* **REQUIRED TASK**: Select every line holding the word "Billion" and copy it.

>> begin DATA FOR THIS EXERCISE

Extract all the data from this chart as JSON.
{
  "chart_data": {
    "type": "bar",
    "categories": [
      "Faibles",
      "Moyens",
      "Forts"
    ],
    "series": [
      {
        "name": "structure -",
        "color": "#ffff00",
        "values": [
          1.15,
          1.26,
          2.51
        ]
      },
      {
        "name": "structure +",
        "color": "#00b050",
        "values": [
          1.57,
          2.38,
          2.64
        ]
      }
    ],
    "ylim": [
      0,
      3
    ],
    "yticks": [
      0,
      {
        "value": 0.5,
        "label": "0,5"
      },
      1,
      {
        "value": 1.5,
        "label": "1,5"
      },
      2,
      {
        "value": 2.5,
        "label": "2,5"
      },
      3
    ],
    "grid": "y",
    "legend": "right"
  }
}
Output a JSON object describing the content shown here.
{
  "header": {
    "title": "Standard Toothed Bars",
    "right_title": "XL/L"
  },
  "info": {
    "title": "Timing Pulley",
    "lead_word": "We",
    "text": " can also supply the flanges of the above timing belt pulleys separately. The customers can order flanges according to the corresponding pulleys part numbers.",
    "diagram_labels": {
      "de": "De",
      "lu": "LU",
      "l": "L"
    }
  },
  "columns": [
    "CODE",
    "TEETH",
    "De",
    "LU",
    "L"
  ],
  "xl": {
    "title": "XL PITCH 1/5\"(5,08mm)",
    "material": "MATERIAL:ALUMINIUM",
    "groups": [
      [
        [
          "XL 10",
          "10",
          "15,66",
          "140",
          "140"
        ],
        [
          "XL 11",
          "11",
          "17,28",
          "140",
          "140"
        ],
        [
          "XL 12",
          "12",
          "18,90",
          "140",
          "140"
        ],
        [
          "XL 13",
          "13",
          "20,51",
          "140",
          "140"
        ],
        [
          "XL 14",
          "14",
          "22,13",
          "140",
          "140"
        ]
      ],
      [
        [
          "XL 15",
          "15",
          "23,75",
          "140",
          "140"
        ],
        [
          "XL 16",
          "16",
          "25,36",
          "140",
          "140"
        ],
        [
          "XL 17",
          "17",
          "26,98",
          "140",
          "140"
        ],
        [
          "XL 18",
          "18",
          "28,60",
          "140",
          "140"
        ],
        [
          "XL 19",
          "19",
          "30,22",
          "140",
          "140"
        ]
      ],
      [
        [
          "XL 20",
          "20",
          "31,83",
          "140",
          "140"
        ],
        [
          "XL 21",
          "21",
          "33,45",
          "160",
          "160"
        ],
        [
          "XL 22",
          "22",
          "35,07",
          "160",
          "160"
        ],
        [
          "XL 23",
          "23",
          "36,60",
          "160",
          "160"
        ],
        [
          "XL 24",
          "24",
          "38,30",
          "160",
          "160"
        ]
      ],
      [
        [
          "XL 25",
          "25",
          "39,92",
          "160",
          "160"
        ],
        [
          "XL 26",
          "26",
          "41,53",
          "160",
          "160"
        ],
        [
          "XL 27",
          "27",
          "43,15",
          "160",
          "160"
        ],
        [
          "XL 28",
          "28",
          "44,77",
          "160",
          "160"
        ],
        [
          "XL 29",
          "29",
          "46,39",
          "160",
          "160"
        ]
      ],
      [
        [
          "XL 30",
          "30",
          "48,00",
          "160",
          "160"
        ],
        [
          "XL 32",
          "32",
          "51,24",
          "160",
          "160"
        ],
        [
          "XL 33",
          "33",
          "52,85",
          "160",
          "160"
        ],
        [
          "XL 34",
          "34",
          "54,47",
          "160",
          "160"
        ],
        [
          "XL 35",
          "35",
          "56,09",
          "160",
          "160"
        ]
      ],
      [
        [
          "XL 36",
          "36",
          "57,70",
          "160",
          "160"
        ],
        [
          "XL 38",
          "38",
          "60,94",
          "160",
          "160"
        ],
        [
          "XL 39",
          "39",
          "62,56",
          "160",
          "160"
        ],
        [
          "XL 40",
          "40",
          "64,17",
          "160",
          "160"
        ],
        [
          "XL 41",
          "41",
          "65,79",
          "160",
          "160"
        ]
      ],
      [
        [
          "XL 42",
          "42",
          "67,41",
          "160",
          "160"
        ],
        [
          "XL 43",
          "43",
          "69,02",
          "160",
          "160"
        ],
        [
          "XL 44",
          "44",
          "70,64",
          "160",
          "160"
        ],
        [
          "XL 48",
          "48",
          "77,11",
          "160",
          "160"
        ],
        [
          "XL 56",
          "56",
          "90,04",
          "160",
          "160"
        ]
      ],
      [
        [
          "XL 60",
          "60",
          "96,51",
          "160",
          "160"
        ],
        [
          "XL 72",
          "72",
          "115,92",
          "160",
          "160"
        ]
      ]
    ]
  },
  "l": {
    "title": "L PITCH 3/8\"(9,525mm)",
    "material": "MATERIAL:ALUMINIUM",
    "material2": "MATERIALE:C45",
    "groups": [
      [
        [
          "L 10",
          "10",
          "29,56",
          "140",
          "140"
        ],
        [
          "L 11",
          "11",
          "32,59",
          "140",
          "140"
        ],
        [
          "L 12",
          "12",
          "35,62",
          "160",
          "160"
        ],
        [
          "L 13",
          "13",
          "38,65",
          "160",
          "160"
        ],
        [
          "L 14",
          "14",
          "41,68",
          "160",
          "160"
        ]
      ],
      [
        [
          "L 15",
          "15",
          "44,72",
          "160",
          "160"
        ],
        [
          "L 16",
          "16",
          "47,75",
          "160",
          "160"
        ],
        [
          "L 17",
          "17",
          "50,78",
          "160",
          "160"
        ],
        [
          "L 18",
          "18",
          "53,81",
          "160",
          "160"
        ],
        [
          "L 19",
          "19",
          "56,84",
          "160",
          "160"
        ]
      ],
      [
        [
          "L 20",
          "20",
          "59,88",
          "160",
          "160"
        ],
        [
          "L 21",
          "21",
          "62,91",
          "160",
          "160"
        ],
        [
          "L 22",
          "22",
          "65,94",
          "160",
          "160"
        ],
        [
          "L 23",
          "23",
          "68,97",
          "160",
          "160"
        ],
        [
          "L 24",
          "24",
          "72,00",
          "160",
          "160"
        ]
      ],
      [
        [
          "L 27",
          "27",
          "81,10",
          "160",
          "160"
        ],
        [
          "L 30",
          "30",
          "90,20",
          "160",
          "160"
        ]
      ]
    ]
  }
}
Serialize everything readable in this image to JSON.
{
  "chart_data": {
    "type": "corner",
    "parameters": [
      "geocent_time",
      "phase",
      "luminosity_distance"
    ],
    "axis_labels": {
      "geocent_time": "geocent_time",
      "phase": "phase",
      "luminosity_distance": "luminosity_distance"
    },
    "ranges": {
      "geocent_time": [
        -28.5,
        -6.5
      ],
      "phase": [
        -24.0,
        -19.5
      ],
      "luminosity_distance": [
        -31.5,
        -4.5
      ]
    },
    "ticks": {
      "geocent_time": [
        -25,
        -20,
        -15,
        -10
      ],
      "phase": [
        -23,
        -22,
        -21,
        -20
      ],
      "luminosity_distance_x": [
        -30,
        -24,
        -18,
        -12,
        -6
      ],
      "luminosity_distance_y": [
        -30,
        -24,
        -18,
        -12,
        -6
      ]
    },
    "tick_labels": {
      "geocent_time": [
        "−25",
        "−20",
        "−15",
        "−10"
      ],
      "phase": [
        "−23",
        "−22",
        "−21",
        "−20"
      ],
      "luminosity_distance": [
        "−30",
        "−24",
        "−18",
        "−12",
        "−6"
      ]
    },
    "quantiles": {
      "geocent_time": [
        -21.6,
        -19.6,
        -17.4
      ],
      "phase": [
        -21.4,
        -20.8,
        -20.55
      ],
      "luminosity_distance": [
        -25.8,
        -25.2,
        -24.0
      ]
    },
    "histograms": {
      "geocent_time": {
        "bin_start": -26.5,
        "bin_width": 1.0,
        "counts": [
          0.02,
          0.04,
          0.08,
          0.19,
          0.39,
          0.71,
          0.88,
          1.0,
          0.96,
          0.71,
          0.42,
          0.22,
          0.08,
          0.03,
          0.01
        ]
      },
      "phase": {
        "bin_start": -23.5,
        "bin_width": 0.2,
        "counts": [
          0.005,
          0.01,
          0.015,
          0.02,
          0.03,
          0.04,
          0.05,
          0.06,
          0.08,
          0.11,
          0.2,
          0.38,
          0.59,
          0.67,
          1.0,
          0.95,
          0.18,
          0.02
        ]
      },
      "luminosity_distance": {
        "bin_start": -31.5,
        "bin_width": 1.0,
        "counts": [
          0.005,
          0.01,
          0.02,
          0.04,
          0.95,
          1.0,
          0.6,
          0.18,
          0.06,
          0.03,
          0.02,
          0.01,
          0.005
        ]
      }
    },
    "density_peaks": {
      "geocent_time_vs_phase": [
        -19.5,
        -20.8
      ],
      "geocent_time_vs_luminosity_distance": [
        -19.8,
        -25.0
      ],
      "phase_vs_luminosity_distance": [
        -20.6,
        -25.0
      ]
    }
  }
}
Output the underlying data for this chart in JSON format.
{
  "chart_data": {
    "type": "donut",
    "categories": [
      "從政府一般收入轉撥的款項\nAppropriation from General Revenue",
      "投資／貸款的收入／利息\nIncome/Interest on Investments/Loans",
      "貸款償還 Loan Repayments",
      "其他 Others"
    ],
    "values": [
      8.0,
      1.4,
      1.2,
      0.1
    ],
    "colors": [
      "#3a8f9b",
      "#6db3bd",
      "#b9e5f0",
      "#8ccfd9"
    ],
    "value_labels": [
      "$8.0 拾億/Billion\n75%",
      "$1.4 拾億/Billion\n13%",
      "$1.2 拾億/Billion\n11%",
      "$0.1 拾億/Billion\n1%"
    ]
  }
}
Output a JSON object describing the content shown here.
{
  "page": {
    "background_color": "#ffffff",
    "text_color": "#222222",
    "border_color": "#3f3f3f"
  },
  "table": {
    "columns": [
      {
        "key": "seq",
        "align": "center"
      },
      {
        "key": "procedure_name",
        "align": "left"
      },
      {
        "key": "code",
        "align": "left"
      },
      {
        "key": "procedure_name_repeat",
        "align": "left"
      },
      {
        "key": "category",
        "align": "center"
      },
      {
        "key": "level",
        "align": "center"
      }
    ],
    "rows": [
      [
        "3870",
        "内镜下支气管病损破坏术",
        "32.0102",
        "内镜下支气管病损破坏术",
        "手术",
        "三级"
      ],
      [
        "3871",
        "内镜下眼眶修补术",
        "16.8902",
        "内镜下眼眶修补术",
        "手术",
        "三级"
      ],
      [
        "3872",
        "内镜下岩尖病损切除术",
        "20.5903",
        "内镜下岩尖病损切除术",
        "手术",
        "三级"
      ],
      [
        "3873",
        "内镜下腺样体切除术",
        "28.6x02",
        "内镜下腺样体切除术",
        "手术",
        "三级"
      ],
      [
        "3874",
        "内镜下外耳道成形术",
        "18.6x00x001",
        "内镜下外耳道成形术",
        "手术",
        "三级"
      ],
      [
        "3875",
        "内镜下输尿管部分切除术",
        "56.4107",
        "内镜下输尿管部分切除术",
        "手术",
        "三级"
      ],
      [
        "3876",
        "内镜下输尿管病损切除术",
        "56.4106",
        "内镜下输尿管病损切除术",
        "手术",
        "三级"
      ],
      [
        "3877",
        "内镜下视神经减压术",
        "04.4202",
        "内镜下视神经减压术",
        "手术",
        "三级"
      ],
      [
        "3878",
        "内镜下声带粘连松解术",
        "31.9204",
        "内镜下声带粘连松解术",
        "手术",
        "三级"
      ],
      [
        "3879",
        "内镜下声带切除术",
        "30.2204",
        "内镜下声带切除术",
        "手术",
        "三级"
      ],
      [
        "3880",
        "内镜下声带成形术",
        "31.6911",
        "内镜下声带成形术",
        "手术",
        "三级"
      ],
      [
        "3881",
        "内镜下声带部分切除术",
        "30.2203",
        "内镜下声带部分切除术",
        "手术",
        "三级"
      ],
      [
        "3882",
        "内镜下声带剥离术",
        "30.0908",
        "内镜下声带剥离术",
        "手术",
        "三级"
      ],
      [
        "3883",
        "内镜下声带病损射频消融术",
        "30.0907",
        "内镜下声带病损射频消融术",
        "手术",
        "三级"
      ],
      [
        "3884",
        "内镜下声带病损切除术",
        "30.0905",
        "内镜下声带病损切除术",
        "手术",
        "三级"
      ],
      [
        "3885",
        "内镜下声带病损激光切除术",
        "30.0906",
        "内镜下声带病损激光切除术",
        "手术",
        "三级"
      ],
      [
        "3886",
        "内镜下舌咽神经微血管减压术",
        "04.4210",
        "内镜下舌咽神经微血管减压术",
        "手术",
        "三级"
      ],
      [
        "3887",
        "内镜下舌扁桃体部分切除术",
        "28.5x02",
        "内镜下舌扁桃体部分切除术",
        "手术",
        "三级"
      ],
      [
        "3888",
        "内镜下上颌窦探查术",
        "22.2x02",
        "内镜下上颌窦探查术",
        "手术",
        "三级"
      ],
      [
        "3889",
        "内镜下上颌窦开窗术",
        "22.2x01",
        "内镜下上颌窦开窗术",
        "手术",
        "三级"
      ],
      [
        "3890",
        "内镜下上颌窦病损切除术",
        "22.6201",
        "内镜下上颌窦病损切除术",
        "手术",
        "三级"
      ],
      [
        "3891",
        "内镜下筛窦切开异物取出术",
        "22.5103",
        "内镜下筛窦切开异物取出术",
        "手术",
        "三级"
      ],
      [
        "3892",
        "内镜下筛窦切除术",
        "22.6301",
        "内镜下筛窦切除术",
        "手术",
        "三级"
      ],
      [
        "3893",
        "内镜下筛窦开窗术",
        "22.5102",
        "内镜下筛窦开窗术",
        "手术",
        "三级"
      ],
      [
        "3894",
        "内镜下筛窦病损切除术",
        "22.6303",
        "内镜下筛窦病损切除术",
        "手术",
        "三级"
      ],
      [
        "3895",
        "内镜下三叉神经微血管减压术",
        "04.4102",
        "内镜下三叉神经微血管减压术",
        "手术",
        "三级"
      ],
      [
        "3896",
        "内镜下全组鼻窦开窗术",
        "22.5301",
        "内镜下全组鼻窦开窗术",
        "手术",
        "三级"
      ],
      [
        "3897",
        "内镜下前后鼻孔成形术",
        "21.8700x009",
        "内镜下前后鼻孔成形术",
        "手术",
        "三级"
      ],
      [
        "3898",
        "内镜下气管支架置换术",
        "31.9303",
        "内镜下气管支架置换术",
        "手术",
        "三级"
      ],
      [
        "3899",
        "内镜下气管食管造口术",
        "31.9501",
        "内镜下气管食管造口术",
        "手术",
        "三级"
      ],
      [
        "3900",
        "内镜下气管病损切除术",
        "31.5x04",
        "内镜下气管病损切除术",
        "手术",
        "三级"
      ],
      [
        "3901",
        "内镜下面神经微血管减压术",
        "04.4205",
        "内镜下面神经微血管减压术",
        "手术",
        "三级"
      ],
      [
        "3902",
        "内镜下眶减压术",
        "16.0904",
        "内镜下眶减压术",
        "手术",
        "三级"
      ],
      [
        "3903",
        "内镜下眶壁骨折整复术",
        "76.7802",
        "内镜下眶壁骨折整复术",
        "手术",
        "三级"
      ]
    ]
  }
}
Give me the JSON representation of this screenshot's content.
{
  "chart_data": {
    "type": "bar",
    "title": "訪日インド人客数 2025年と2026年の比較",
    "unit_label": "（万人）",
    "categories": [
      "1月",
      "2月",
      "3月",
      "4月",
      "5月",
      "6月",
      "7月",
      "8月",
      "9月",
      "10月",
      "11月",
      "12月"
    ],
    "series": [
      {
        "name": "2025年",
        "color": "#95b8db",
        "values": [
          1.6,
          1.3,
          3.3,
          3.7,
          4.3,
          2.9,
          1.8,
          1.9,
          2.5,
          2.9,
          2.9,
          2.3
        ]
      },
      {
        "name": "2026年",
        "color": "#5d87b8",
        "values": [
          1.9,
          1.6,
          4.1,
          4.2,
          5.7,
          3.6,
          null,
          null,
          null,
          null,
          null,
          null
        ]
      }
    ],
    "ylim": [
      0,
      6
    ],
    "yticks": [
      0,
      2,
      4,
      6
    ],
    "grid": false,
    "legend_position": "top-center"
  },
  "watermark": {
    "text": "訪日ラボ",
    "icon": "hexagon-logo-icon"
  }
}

>> end DATA FOR THIS EXERCISE

* **THE OUTPUT**:
      "$8.0 拾億/Billion\n75%",
      "$1.4 拾億/Billion\n13%",
      "$1.2 拾億/Billion\n11%",
      "$0.1 拾億/Billion\n1%"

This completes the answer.